═══ Data to process ═══

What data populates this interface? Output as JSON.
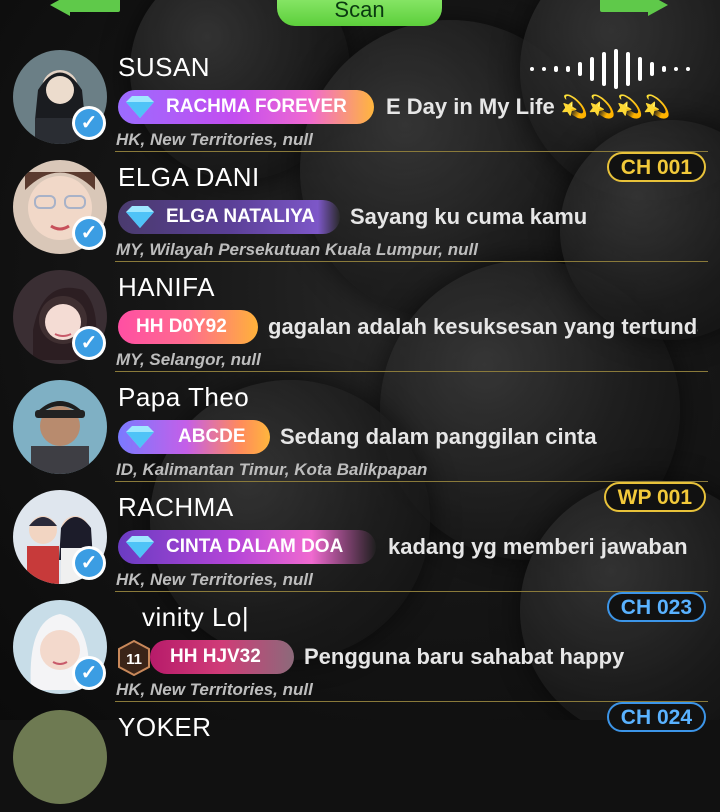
{
  "header": {
    "scan_label": "Scan"
  },
  "accent": {
    "green": "#5fc94a",
    "verified": "#3b9de3",
    "gold": "#e8c23a",
    "blue": "#3c95e8"
  },
  "users": [
    {
      "name": "SUSAN",
      "badge": "RACHMA FOREVER",
      "status": "E    Day in My Life 💫💫💫💫",
      "location": "HK, New Territories, null",
      "tag": "",
      "playing": true
    },
    {
      "name": "ELGA DANI",
      "badge": "ELGA NATALIYA",
      "status": "Sayang ku cuma kamu",
      "location": "MY, Wilayah Persekutuan Kuala Lumpur, null",
      "tag": "CH 001"
    },
    {
      "name": "HANIFA",
      "badge": "HH  D0Y92",
      "status": "gagalan adalah kesuksesan yang tertunda",
      "location": "MY, Selangor, null",
      "tag": ""
    },
    {
      "name": "Papa Theo",
      "badge": "ABCDE",
      "status": "Sedang dalam panggilan cinta",
      "location": "ID, Kalimantan Timur, Kota Balikpapan",
      "tag": ""
    },
    {
      "name": "RACHMA",
      "badge": "CINTA DALAM DOA",
      "status": "kadang yg memberi jawaban",
      "location": "HK, New Territories, null",
      "tag": "WP 001"
    },
    {
      "name": "vinity Lo|",
      "badge": "HH  HJV32",
      "status": "Pengguna baru sahabat happy",
      "location": "HK, New Territories, null",
      "tag": "CH 023",
      "level": "11"
    },
    {
      "name": "YOKER",
      "badge": "",
      "status": "",
      "location": "",
      "tag": "CH 024"
    }
  ]
}
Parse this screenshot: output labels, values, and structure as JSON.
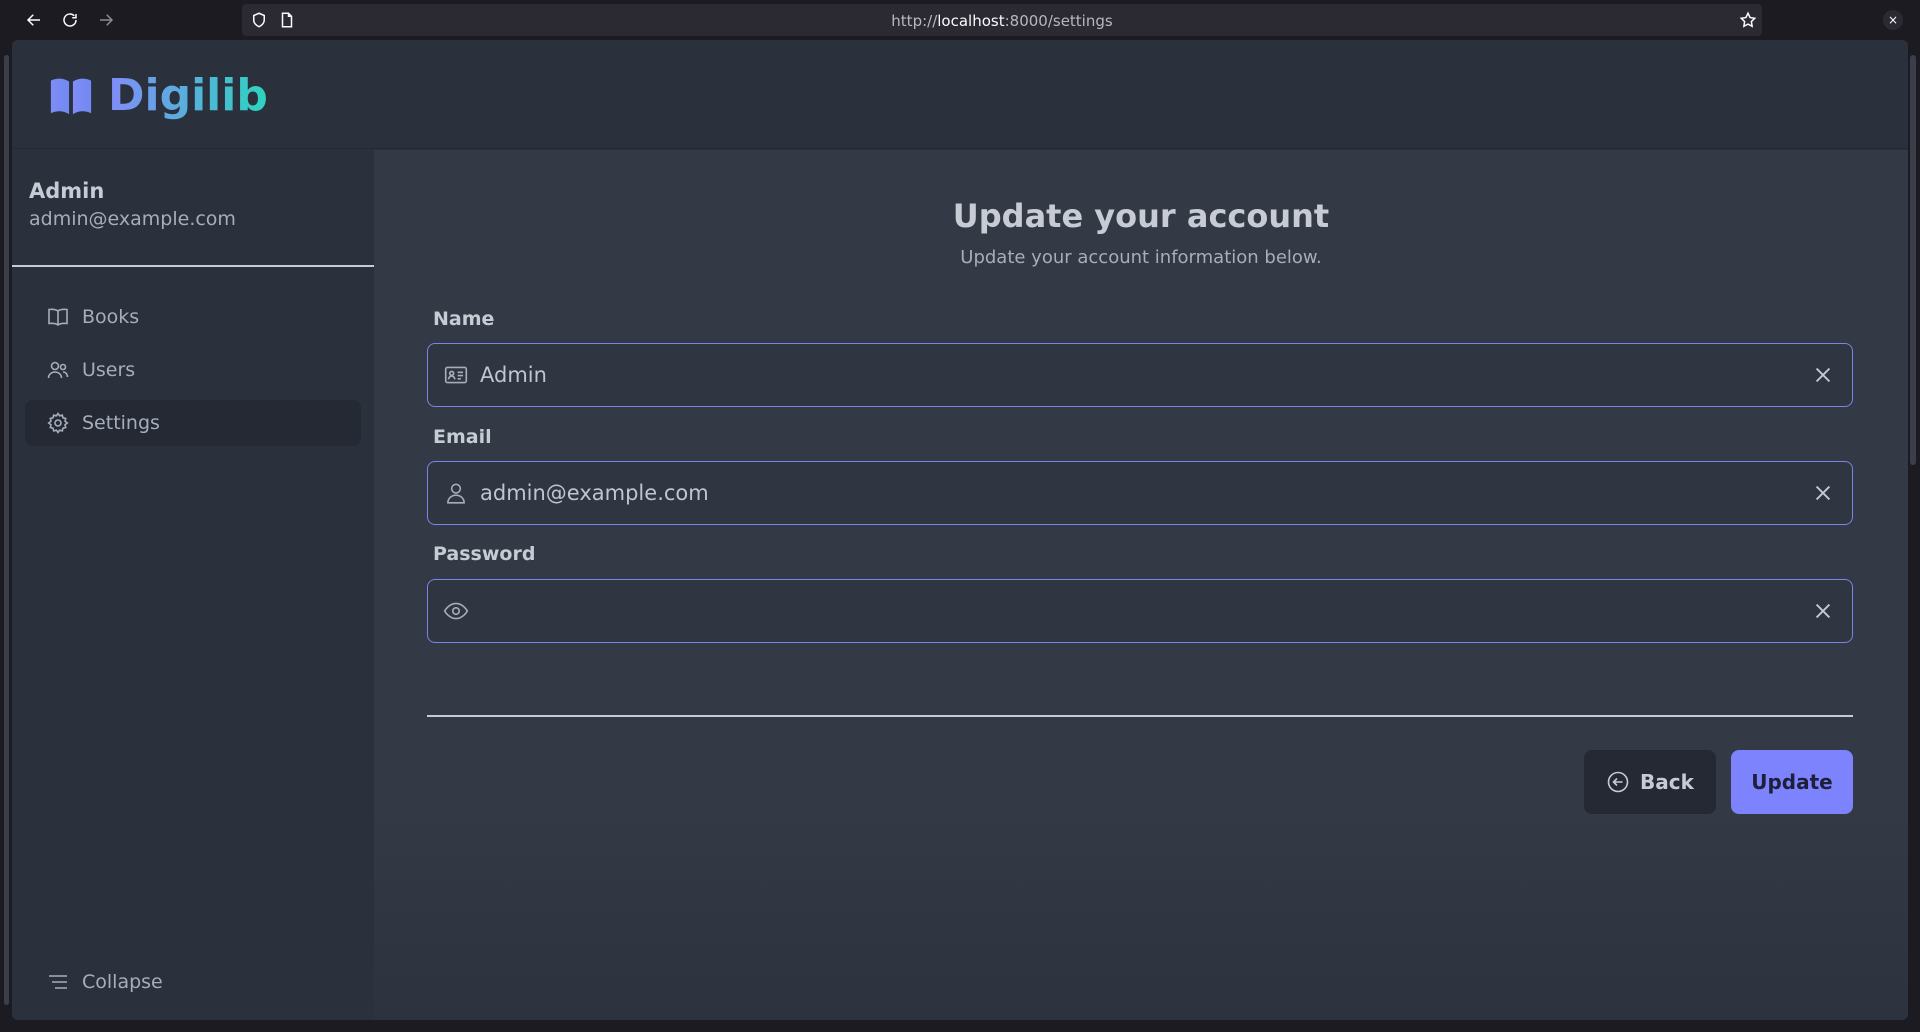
{
  "browser": {
    "url_prefix": "http://",
    "url_host": "localhost",
    "url_rest": ":8000/settings",
    "close_label": "×"
  },
  "app": {
    "logo_text": "Digilib",
    "brand_colors": [
      "#818cf8",
      "#2dd4bf"
    ]
  },
  "sidebar": {
    "user_name": "Admin",
    "user_email": "admin@example.com",
    "items": [
      {
        "label": "Books",
        "icon": "book-open-icon"
      },
      {
        "label": "Users",
        "icon": "users-icon"
      },
      {
        "label": "Settings",
        "icon": "gear-icon",
        "active": true
      }
    ],
    "collapse_label": "Collapse"
  },
  "form": {
    "title": "Update your account",
    "subtitle": "Update your account information below.",
    "name_label": "Name",
    "name_value": "Admin",
    "email_label": "Email",
    "email_value": "admin@example.com",
    "password_label": "Password",
    "password_value": "",
    "back_label": "Back",
    "update_label": "Update",
    "accent_color": "#7c83fd"
  }
}
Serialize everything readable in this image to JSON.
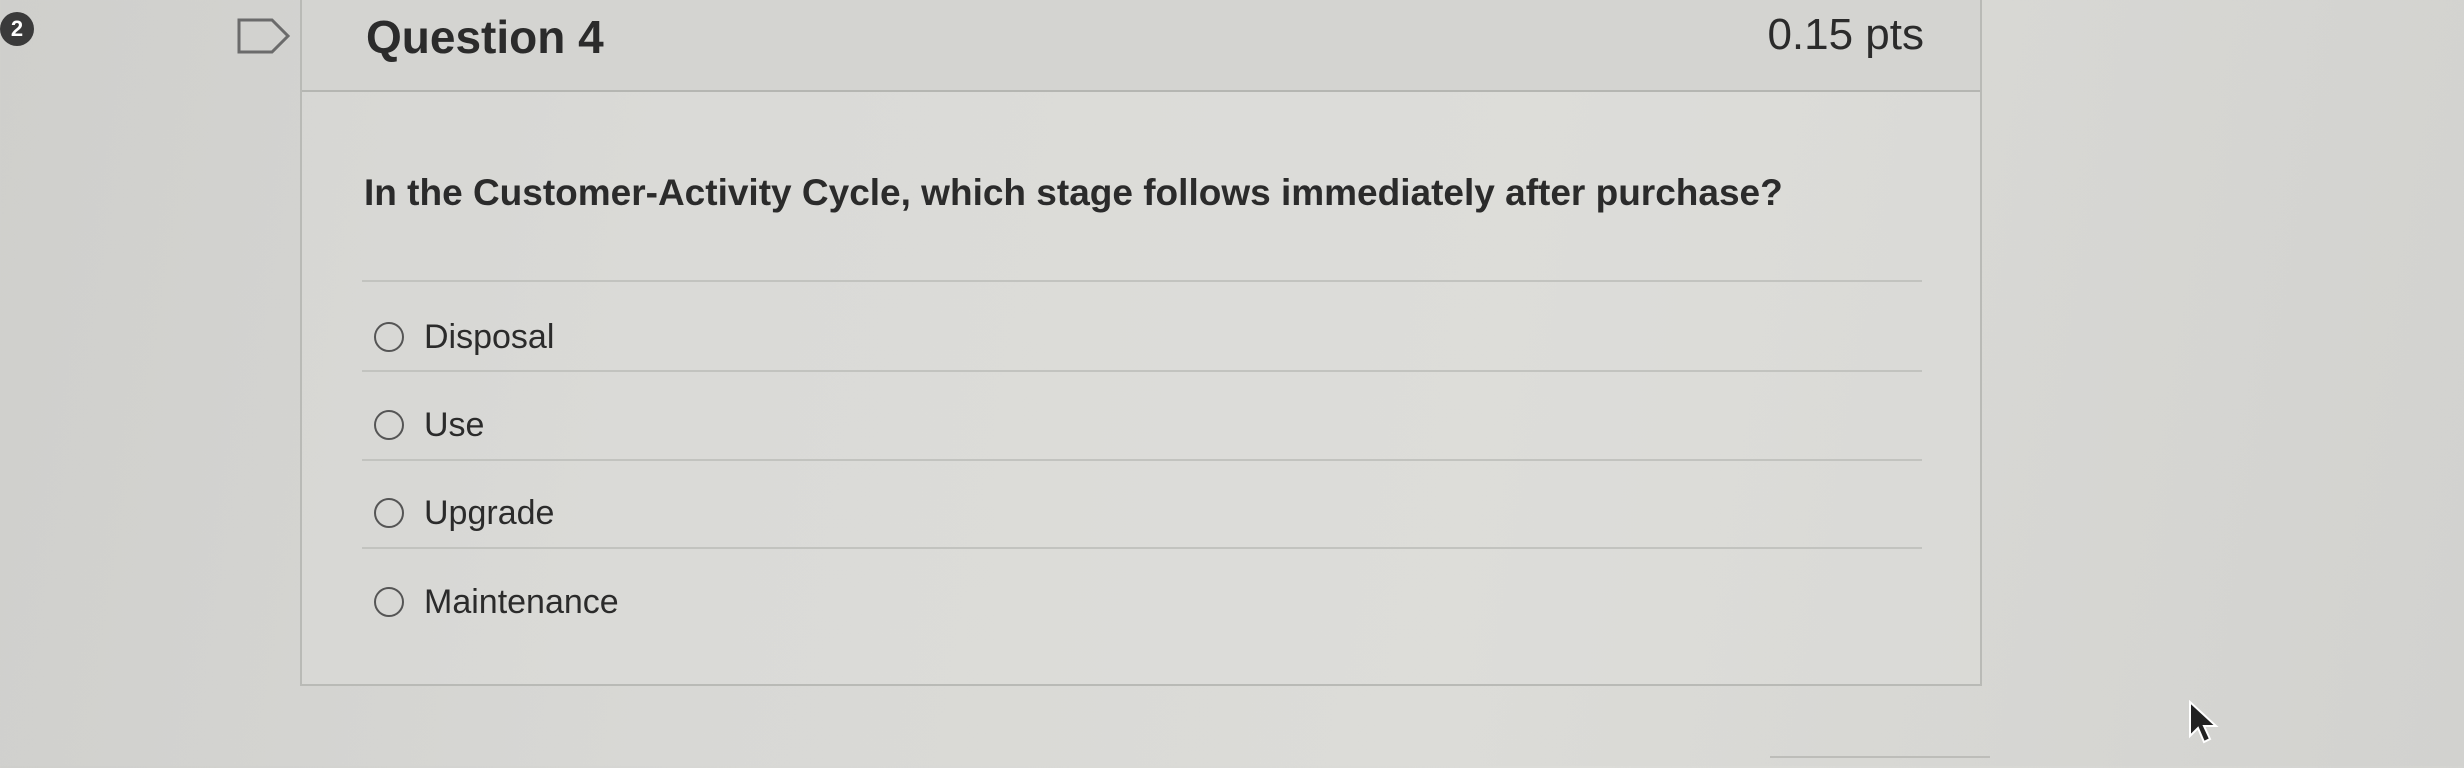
{
  "page_badge": "2",
  "question": {
    "title": "Question 4",
    "points": "0.15 pts",
    "text": "In the Customer-Activity Cycle, which stage follows immediately after purchase?",
    "answers": [
      {
        "label": "Disposal"
      },
      {
        "label": "Use"
      },
      {
        "label": "Upgrade"
      },
      {
        "label": "Maintenance"
      }
    ]
  },
  "icons": {
    "flag": "flag-outline-icon",
    "cursor": "mouse-pointer-icon"
  }
}
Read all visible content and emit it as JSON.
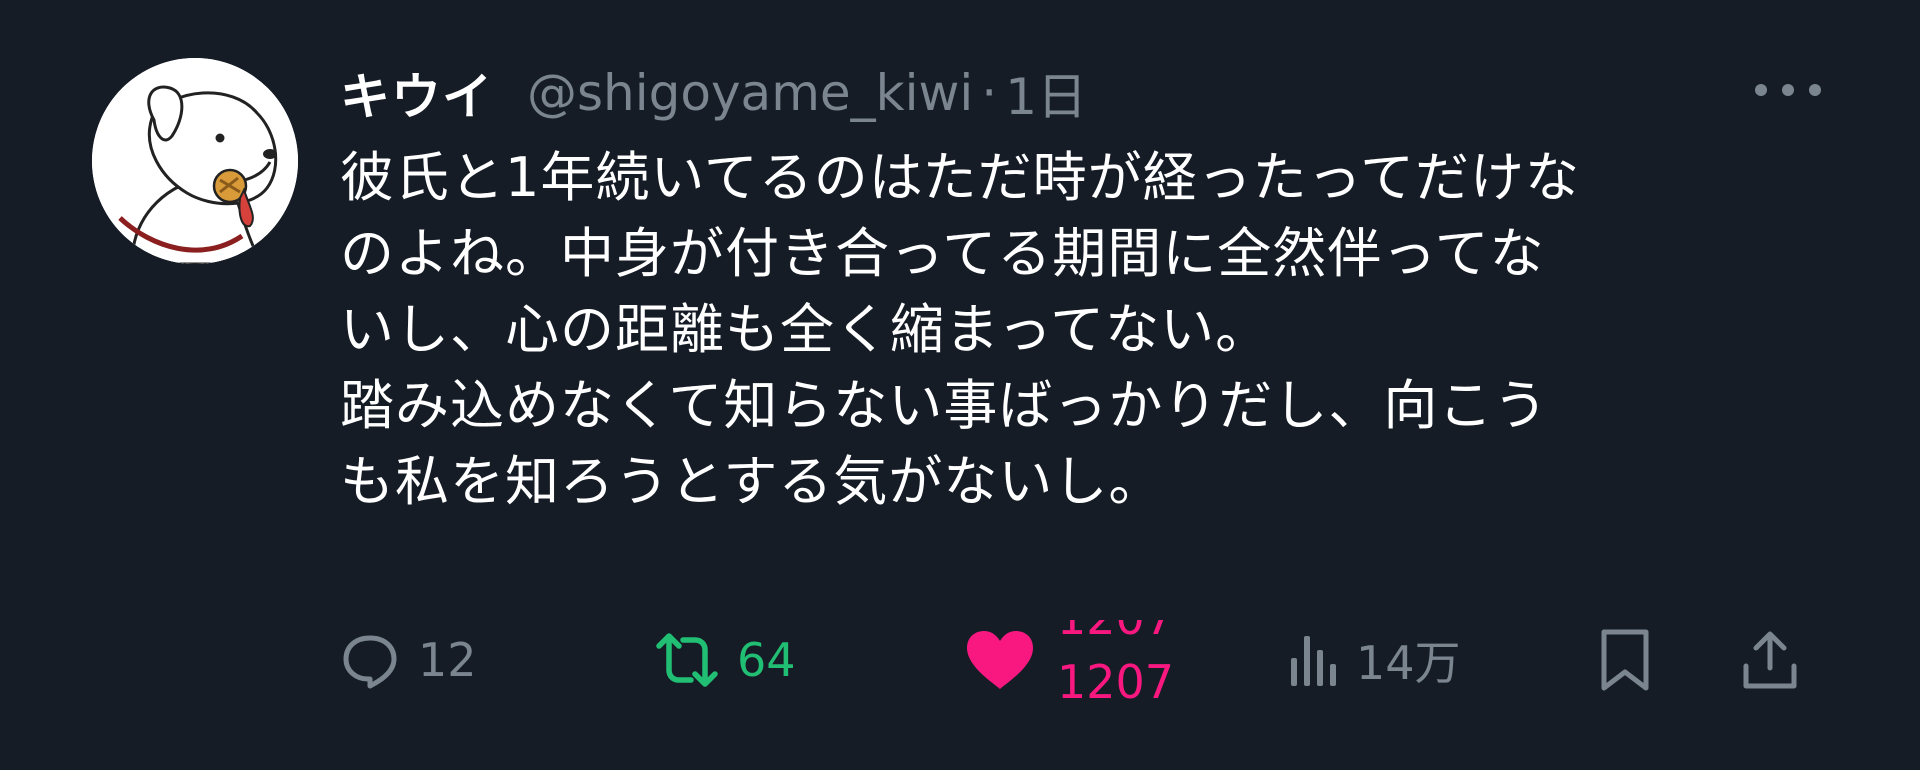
{
  "author": {
    "display_name": "キウイ",
    "handle": "@shigoyame_kiwi",
    "separator": "·",
    "time": "1日"
  },
  "tweet": {
    "lines": [
      "彼氏と1年続いてるのはただ時が経ったってだけな",
      "のよね。中身が付き合ってる期間に全然伴ってな",
      "いし、心の距離も全く縮まってない。",
      "踏み込めなくて知らない事ばっかりだし、向こう",
      "も私を知ろうとする気がないし。"
    ]
  },
  "actions": {
    "reply_count": "12",
    "retweet_count": "64",
    "like_count_old": "1207",
    "like_count_new": "1207",
    "views_count": "14万"
  },
  "icons": {
    "more": "more-icon",
    "reply": "reply-icon",
    "retweet": "retweet-icon",
    "like": "heart-icon",
    "views": "views-icon",
    "bookmark": "bookmark-icon",
    "share": "share-icon"
  },
  "colors": {
    "background": "#151c26",
    "text": "#ffffff",
    "muted": "#7b8590",
    "retweet": "#21bf73",
    "like": "#f91880"
  }
}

═══

__Task description__
Reproduce the material above in full and without alteration, but skip all pictures.

__Solution for this problem__
What data populates this interface? Output as JSON.
{
  "header": {
    "scan_label": "Scan"
  },
  "accent": {
    "green": "#5fc94a",
    "verified": "#3b9de3",
    "gold": "#e8c23a",
    "blue": "#3c95e8"
  },
  "users": [
    {
      "name": "SUSAN",
      "badge": "RACHMA FOREVER",
      "status": "E    Day in My Life 💫💫💫💫",
      "location": "HK, New Territories, null",
      "tag": "",
      "playing": true
    },
    {
      "name": "ELGA DANI",
      "badge": "ELGA NATALIYA",
      "status": "Sayang ku cuma kamu",
      "location": "MY, Wilayah Persekutuan Kuala Lumpur, null",
      "tag": "CH 001"
    },
    {
      "name": "HANIFA",
      "badge": "HH  D0Y92",
      "status": "gagalan adalah kesuksesan yang tertunda",
      "location": "MY, Selangor, null",
      "tag": ""
    },
    {
      "name": "Papa Theo",
      "badge": "ABCDE",
      "status": "Sedang dalam panggilan cinta",
      "location": "ID, Kalimantan Timur, Kota Balikpapan",
      "tag": ""
    },
    {
      "name": "RACHMA",
      "badge": "CINTA DALAM DOA",
      "status": "kadang yg memberi jawaban",
      "location": "HK, New Territories, null",
      "tag": "WP 001"
    },
    {
      "name": "vinity Lo|",
      "badge": "HH  HJV32",
      "status": "Pengguna baru sahabat happy",
      "location": "HK, New Territories, null",
      "tag": "CH 023",
      "level": "11"
    },
    {
      "name": "YOKER",
      "badge": "",
      "status": "",
      "location": "",
      "tag": "CH 024"
    }
  ]
}
Parse this screenshot: output labels, values, and structure as JSON.
{
  "browser": {
    "url_prefix": "http://",
    "url_host": "localhost",
    "url_rest": ":8000/settings",
    "close_label": "×"
  },
  "app": {
    "logo_text": "Digilib",
    "brand_colors": [
      "#818cf8",
      "#2dd4bf"
    ]
  },
  "sidebar": {
    "user_name": "Admin",
    "user_email": "admin@example.com",
    "items": [
      {
        "label": "Books",
        "icon": "book-open-icon"
      },
      {
        "label": "Users",
        "icon": "users-icon"
      },
      {
        "label": "Settings",
        "icon": "gear-icon",
        "active": true
      }
    ],
    "collapse_label": "Collapse"
  },
  "form": {
    "title": "Update your account",
    "subtitle": "Update your account information below.",
    "name_label": "Name",
    "name_value": "Admin",
    "email_label": "Email",
    "email_value": "admin@example.com",
    "password_label": "Password",
    "password_value": "",
    "back_label": "Back",
    "update_label": "Update",
    "accent_color": "#7c83fd"
  }
}
Serialize everything readable in this image to JSON.
{
  "page_badge": "2",
  "question": {
    "title": "Question 4",
    "points": "0.15 pts",
    "text": "In the Customer-Activity Cycle, which stage follows immediately after purchase?",
    "answers": [
      {
        "label": "Disposal"
      },
      {
        "label": "Use"
      },
      {
        "label": "Upgrade"
      },
      {
        "label": "Maintenance"
      }
    ]
  },
  "icons": {
    "flag": "flag-outline-icon",
    "cursor": "mouse-pointer-icon"
  }
}
Read all visible content and emit it as JSON.
{
  "author": {
    "display_name": "キウイ",
    "handle": "@shigoyame_kiwi",
    "separator": "·",
    "time": "1日"
  },
  "tweet": {
    "lines": [
      "彼氏と1年続いてるのはただ時が経ったってだけな",
      "のよね。中身が付き合ってる期間に全然伴ってな",
      "いし、心の距離も全く縮まってない。",
      "踏み込めなくて知らない事ばっかりだし、向こう",
      "も私を知ろうとする気がないし。"
    ]
  },
  "actions": {
    "reply_count": "12",
    "retweet_count": "64",
    "like_count_old": "1207",
    "like_count_new": "1207",
    "views_count": "14万"
  },
  "icons": {
    "more": "more-icon",
    "reply": "reply-icon",
    "retweet": "retweet-icon",
    "like": "heart-icon",
    "views": "views-icon",
    "bookmark": "bookmark-icon",
    "share": "share-icon"
  },
  "colors": {
    "background": "#151c26",
    "text": "#ffffff",
    "muted": "#7b8590",
    "retweet": "#21bf73",
    "like": "#f91880"
  }
}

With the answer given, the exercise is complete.